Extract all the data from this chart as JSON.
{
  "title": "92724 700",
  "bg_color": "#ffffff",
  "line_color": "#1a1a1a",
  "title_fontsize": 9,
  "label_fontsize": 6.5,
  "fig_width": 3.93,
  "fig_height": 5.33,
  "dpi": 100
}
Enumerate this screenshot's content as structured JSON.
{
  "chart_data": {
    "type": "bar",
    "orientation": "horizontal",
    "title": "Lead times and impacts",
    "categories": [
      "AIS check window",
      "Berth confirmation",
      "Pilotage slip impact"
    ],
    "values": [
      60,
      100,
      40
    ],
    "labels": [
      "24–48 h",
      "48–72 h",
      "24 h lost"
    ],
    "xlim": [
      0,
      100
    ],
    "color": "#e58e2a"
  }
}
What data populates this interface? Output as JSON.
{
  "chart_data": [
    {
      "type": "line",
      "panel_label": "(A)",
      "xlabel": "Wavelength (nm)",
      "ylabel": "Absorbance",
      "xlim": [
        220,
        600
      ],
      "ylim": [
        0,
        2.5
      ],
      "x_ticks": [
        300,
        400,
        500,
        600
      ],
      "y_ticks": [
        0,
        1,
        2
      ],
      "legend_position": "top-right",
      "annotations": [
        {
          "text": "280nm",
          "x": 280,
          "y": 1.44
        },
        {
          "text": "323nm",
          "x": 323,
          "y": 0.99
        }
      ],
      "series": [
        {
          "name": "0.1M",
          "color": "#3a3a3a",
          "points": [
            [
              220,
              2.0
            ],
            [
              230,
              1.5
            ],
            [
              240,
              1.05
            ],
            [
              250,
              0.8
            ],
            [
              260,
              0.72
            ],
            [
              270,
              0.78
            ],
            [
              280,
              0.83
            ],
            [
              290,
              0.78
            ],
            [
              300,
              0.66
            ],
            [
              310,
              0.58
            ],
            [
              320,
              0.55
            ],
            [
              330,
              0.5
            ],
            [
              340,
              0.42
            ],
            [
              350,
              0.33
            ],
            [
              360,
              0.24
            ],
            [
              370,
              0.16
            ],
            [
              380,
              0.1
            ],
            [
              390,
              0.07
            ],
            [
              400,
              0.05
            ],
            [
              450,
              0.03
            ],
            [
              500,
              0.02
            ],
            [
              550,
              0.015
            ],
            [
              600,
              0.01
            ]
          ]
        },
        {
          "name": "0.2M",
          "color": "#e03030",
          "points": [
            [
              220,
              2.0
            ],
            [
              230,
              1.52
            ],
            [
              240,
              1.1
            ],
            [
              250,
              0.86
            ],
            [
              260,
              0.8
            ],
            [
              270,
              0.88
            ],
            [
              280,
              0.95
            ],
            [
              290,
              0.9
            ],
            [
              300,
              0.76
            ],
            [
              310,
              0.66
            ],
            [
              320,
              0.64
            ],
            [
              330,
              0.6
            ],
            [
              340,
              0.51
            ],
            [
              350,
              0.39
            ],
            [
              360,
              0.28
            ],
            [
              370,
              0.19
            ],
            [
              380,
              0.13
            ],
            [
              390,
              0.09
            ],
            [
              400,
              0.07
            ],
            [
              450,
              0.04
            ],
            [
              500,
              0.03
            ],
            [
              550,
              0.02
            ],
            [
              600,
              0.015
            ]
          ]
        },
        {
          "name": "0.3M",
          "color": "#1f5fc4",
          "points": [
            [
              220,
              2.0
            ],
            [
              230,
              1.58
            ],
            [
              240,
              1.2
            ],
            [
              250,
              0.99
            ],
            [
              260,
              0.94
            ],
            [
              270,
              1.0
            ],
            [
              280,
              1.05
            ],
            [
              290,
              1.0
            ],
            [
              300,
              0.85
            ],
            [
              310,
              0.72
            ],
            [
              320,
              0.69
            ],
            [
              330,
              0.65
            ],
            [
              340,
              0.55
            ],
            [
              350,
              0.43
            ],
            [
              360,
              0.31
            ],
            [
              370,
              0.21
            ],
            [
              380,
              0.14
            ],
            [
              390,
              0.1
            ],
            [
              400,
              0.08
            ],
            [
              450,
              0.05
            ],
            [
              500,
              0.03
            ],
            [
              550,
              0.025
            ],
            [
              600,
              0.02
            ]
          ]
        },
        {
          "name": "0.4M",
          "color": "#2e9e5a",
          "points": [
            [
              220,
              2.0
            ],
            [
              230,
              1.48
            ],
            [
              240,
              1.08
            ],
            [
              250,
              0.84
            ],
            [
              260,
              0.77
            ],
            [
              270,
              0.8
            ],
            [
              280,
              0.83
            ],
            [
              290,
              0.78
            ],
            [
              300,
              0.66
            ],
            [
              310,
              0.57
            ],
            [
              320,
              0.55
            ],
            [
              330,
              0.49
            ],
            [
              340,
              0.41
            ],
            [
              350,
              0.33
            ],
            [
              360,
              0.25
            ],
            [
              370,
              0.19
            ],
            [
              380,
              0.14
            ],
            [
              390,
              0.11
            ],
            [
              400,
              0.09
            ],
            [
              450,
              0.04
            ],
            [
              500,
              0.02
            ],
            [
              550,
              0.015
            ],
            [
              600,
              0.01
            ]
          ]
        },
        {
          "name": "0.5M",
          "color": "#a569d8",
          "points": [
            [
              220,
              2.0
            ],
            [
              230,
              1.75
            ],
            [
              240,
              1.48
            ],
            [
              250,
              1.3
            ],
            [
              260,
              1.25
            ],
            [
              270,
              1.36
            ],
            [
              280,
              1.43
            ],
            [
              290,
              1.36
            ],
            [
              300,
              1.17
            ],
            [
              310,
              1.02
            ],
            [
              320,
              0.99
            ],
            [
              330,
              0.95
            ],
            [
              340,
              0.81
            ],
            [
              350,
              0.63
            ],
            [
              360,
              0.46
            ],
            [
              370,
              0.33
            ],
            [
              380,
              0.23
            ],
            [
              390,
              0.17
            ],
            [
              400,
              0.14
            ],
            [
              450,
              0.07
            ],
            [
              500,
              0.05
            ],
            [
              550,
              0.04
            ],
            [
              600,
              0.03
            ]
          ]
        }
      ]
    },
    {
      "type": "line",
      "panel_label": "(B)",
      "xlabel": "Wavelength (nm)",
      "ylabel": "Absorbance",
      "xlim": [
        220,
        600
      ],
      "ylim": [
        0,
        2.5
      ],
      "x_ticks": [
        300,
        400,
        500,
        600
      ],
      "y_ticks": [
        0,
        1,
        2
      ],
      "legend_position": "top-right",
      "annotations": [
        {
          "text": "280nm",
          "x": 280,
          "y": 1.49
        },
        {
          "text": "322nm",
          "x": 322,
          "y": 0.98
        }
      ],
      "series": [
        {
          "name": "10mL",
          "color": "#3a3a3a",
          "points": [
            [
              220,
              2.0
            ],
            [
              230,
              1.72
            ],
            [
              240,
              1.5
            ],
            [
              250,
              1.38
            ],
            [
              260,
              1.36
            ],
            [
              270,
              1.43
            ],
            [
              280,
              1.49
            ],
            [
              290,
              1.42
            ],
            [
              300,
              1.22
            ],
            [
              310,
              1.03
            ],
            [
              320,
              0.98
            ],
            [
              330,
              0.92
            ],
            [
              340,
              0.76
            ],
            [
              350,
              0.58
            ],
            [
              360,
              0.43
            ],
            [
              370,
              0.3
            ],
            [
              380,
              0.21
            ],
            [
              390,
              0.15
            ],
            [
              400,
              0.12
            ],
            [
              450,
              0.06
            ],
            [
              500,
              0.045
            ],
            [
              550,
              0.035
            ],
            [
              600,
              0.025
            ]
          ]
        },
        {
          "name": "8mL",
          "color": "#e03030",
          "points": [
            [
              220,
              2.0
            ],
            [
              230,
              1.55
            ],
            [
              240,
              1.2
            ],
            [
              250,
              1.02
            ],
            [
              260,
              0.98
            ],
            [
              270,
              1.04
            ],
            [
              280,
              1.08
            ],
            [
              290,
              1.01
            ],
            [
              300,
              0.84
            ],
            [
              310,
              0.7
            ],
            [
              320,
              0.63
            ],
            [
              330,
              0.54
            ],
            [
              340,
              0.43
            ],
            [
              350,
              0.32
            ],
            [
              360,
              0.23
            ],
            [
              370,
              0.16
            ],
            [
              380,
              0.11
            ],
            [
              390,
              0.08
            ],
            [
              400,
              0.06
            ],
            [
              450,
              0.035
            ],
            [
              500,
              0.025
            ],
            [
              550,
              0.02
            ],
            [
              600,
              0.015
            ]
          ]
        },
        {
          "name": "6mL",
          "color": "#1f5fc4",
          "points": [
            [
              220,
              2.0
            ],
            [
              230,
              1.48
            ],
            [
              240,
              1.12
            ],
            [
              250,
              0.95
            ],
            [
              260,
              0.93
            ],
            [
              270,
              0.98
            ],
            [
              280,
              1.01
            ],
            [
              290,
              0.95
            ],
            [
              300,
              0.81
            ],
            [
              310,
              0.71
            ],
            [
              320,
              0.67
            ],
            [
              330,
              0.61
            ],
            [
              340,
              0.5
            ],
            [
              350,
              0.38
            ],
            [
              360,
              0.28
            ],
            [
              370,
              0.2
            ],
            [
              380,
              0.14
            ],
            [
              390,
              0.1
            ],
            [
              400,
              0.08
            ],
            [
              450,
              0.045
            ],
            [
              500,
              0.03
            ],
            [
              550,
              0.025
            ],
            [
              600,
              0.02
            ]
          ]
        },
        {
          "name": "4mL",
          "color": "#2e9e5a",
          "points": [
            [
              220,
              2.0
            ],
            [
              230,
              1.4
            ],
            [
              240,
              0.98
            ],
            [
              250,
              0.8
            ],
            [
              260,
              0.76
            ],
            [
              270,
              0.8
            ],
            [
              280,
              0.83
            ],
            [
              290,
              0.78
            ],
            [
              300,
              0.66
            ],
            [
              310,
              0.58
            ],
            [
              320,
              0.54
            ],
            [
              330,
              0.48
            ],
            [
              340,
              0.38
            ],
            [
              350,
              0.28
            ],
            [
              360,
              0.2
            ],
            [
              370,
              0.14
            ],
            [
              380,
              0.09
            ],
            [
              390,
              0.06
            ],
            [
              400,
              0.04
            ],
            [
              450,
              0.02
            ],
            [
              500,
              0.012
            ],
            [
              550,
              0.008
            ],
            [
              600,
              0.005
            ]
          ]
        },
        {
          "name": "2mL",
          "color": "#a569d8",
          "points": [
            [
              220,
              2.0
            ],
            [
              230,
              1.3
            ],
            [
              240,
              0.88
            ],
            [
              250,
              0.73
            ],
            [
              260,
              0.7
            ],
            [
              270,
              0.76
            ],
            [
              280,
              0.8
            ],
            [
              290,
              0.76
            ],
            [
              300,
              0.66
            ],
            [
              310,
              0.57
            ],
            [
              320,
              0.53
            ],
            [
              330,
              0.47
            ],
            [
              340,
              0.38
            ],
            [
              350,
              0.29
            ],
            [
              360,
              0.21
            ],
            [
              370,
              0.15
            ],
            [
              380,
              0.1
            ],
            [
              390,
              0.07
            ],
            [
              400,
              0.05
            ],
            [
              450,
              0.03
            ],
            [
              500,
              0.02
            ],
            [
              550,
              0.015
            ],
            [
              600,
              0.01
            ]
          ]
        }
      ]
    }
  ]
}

### To do
Find the lines that include the string "JSON", then copy each of them.

### Answer in full
Extract all the data from this chart as JSON.
Enumerate this screenshot's content as structured JSON.
What data populates this interface? Output as JSON.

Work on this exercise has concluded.